- **Challenge**
From the material below, list every line containing "JSON".

- **Provided records**
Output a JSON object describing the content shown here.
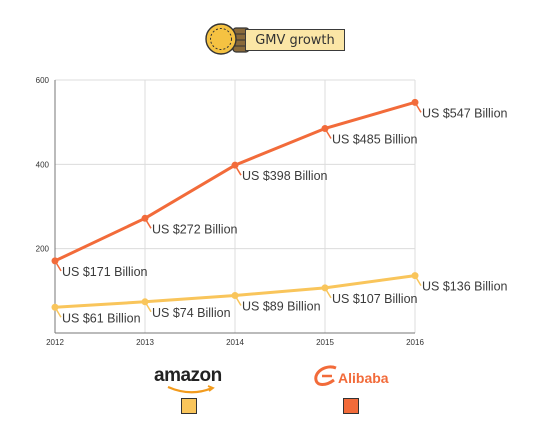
{
  "header": {
    "title": "GMV growth"
  },
  "legend": {
    "items": [
      {
        "label": "amazon",
        "color": "#f9c55b"
      },
      {
        "label": "Alibaba",
        "color": "#f26b3a"
      }
    ]
  },
  "chart_data": {
    "type": "line",
    "x": [
      "2012",
      "2013",
      "2014",
      "2015",
      "2016"
    ],
    "ylim": [
      0,
      600
    ],
    "yticks": [
      "200",
      "400",
      "600"
    ],
    "grid": true,
    "series": [
      {
        "name": "Alibaba",
        "color": "#f26b3a",
        "values": [
          171,
          272,
          398,
          485,
          547
        ],
        "labels": [
          "US $171 Billion",
          "US $272 Billion",
          "US $398 Billion",
          "US $485 Billion",
          "US $547 Billion"
        ]
      },
      {
        "name": "amazon",
        "color": "#f9c55b",
        "values": [
          61,
          74,
          89,
          107,
          136
        ],
        "labels": [
          "US $61 Billion",
          "US $74 Billion",
          "US $89 Billion",
          "US $107 Billion",
          "US $136 Billion"
        ]
      }
    ]
  }
}
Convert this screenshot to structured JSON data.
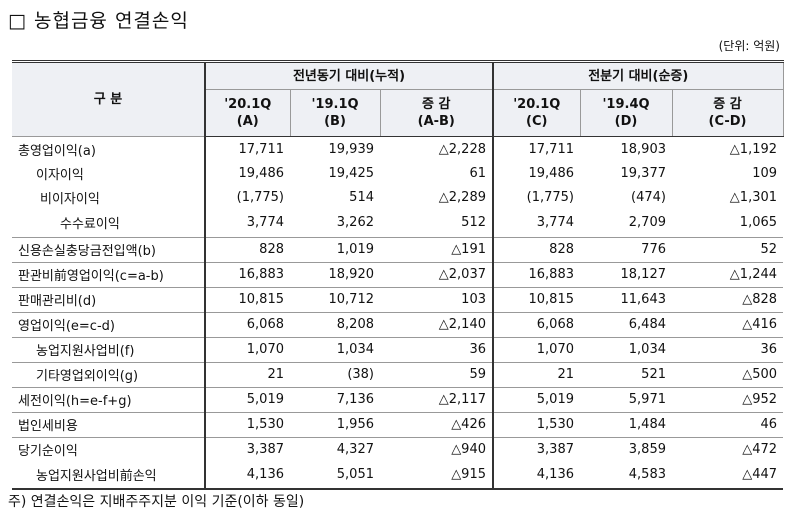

- **Correct output**
Output a JSON object describing the content shown here.
Convert this screenshot to structured JSON data.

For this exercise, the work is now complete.